Restate each of the lines given below, word for word.
━━ Exercise data
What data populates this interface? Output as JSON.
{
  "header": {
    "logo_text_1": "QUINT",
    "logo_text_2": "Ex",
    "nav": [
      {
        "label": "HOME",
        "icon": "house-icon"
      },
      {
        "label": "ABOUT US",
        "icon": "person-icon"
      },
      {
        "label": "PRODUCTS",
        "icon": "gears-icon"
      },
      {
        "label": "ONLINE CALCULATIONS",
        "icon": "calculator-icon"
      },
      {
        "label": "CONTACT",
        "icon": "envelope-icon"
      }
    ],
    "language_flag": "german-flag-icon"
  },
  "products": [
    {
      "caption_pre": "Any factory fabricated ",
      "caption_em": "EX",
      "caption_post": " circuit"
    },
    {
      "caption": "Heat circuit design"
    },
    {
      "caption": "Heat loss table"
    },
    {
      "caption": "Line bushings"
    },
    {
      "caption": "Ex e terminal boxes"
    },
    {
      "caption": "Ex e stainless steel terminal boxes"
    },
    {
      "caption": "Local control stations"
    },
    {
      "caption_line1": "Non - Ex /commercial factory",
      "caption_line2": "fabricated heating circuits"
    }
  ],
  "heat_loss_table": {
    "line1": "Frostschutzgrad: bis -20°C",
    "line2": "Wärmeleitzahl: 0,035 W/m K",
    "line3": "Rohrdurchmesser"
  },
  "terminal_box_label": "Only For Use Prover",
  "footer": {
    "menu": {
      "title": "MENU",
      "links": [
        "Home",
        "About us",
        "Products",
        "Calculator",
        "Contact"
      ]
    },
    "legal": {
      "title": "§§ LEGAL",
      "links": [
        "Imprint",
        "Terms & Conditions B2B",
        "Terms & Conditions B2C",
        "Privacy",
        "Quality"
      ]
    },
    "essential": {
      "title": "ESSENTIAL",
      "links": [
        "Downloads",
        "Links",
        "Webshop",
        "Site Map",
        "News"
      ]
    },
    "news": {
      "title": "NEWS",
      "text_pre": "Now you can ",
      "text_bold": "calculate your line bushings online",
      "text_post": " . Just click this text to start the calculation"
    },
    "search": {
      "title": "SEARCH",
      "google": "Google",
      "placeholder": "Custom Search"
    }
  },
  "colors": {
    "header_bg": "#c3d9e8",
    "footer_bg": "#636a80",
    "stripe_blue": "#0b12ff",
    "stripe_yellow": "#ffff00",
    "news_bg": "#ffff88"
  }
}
━━━━
■ **Answer to this exercise**
What data populates this interface? Output as JSON.
{
  "header": {
    "logo_text_1": "QUINT",
    "logo_text_2": "Ex",
    "nav": [
      {
        "label": "HOME",
        "icon": "house-icon"
      },
      {
        "label": "ABOUT US",
        "icon": "person-icon"
      },
      {
        "label": "PRODUCTS",
        "icon": "gears-icon"
      },
      {
        "label": "ONLINE CALCULATIONS",
        "icon": "calculator-icon"
      },
      {
        "label": "CONTACT",
        "icon": "envelope-icon"
      }
    ],
    "language_flag": "german-flag-icon"
  },
  "products": [
    {
      "caption_pre": "Any factory fabricated ",
      "caption_em": "EX",
      "caption_post": " circuit"
    },
    {
      "caption": "Heat circuit design"
    },
    {
      "caption": "Heat loss table"
    },
    {
      "caption": "Line bushings"
    },
    {
      "caption": "Ex e terminal boxes"
    },
    {
      "caption": "Ex e stainless steel terminal boxes"
    },
    {
      "caption": "Local control stations"
    },
    {
      "caption_line1": "Non - Ex /commercial factory",
      "caption_line2": "fabricated heating circuits"
    }
  ],
  "heat_loss_table": {
    "line1": "Frostschutzgrad: bis -20°C",
    "line2": "Wärmeleitzahl: 0,035 W/m K",
    "line3": "Rohrdurchmesser"
  },
  "terminal_box_label": "Only For Use Prover",
  "footer": {
    "menu": {
      "title": "MENU",
      "links": [
        "Home",
        "About us",
        "Products",
        "Calculator",
        "Contact"
      ]
    },
    "legal": {
      "title": "§§ LEGAL",
      "links": [
        "Imprint",
        "Terms & Conditions B2B",
        "Terms & Conditions B2C",
        "Privacy",
        "Quality"
      ]
    },
    "essential": {
      "title": "ESSENTIAL",
      "links": [
        "Downloads",
        "Links",
        "Webshop",
        "Site Map",
        "News"
      ]
    },
    "news": {
      "title": "NEWS",
      "text_pre": "Now you can ",
      "text_bold": "calculate your line bushings online",
      "text_post": " . Just click this text to start the calculation"
    },
    "search": {
      "title": "SEARCH",
      "google": "Google",
      "placeholder": "Custom Search"
    }
  },
  "colors": {
    "header_bg": "#c3d9e8",
    "footer_bg": "#636a80",
    "stripe_blue": "#0b12ff",
    "stripe_yellow": "#ffff00",
    "news_bg": "#ffff88"
  }
}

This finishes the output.